> _Work instructions_: Your task is to locate every line holding the string "anything" and to copy each of them.

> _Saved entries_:
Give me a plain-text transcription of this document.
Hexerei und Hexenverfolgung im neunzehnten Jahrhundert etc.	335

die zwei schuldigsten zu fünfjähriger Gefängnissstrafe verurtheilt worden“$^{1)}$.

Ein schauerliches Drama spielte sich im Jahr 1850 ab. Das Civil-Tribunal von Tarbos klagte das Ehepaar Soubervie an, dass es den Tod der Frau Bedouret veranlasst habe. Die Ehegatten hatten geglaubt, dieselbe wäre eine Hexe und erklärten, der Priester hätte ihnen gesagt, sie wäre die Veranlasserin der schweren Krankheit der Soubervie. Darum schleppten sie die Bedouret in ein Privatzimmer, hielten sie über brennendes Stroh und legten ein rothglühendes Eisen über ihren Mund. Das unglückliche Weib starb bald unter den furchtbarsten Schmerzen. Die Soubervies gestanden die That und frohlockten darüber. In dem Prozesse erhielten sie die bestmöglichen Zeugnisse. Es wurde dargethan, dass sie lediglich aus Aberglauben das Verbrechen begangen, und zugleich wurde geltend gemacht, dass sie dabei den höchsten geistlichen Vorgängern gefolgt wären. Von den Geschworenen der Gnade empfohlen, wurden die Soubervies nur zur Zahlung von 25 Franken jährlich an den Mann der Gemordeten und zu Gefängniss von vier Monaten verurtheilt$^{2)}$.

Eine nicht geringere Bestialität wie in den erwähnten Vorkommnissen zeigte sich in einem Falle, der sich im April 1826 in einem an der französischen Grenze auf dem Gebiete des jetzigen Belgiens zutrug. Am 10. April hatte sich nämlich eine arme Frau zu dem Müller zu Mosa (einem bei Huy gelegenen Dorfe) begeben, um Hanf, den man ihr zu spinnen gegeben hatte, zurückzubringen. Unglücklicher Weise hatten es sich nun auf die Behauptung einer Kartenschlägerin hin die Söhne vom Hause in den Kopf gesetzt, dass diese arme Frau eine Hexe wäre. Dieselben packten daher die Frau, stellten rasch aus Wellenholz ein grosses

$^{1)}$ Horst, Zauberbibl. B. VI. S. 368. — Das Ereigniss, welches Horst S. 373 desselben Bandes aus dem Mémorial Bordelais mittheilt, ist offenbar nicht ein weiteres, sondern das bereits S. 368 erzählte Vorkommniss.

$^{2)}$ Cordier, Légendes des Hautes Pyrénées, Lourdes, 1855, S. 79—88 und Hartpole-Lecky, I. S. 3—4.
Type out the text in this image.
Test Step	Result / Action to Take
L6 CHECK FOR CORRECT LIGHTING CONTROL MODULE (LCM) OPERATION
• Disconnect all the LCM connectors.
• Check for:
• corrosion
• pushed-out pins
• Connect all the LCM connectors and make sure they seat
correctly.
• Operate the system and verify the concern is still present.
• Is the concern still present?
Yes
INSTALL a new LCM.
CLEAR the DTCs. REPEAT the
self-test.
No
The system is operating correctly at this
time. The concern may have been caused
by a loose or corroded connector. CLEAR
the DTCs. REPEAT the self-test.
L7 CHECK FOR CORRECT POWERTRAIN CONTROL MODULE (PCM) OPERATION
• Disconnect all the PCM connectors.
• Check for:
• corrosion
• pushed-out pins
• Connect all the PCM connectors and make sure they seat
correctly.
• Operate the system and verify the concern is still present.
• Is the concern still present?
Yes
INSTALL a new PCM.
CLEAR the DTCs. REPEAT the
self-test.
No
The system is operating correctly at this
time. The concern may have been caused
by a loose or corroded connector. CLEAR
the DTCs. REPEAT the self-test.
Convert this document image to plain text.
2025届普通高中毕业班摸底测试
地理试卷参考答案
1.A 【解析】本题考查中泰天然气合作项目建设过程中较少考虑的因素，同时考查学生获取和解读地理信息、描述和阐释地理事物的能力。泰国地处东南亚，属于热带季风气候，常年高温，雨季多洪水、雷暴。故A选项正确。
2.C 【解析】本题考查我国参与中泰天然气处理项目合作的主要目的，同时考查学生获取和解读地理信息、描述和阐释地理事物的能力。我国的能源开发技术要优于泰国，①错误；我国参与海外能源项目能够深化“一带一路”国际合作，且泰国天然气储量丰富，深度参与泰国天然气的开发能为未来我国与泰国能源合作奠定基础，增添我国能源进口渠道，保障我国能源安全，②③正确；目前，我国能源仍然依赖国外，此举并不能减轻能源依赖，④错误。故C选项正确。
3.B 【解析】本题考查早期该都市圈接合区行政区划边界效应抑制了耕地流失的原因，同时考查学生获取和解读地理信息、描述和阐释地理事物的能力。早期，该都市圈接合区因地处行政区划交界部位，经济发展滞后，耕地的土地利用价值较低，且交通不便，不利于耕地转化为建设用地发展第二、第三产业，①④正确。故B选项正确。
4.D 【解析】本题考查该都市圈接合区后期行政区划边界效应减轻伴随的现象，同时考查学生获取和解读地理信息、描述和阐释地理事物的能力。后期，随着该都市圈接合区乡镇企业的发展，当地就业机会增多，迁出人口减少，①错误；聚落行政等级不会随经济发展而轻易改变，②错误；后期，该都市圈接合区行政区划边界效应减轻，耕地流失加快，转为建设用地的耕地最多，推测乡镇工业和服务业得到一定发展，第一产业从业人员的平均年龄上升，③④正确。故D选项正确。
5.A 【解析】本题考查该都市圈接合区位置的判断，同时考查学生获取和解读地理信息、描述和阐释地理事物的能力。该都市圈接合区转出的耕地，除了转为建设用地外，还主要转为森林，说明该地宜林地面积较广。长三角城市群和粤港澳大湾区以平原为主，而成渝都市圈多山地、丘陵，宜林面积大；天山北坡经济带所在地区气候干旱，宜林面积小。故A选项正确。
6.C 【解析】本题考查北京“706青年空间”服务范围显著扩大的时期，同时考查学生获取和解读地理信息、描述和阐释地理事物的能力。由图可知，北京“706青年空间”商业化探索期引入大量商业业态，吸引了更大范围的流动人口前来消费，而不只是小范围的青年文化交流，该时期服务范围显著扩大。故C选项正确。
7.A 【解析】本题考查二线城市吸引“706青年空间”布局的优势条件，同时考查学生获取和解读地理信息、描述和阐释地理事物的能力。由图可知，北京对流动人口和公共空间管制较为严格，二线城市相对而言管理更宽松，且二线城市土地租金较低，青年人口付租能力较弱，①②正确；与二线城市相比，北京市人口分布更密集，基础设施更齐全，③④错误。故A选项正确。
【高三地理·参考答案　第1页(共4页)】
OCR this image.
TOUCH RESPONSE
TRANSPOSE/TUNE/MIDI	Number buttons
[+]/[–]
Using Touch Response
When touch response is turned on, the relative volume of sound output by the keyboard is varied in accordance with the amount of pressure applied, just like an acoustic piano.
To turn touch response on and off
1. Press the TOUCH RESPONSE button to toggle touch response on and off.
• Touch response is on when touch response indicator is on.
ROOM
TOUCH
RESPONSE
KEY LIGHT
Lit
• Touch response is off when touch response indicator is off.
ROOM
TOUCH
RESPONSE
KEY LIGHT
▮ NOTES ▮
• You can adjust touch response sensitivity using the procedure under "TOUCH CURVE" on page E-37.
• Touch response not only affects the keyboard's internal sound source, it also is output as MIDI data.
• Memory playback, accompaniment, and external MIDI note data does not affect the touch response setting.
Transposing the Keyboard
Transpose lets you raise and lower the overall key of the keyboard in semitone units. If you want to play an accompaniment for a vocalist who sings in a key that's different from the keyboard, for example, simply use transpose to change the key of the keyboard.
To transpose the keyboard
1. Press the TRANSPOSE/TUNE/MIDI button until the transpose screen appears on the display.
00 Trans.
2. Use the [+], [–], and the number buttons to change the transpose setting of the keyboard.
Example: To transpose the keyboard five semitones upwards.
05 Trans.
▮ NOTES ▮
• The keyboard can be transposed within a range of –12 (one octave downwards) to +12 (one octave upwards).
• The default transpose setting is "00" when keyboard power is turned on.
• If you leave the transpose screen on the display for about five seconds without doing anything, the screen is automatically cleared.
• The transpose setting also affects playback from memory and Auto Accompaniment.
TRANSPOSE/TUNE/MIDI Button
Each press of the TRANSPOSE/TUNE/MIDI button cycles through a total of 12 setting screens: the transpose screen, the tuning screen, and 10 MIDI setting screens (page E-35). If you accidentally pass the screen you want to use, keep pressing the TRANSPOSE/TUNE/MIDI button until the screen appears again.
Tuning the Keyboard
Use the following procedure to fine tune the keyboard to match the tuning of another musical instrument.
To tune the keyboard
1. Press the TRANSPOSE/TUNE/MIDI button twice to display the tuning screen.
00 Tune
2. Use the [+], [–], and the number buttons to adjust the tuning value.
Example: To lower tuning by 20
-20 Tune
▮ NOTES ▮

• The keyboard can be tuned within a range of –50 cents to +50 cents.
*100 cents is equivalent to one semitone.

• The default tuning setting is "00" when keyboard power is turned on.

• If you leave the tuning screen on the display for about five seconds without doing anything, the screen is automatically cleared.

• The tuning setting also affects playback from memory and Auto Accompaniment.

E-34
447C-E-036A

> _Expected output_:
• If you leave the transpose screen on the display for about five seconds without doing anything, the screen is automatically cleared.
• If you leave the tuning screen on the display for about five seconds without doing anything, the screen is automatically cleared.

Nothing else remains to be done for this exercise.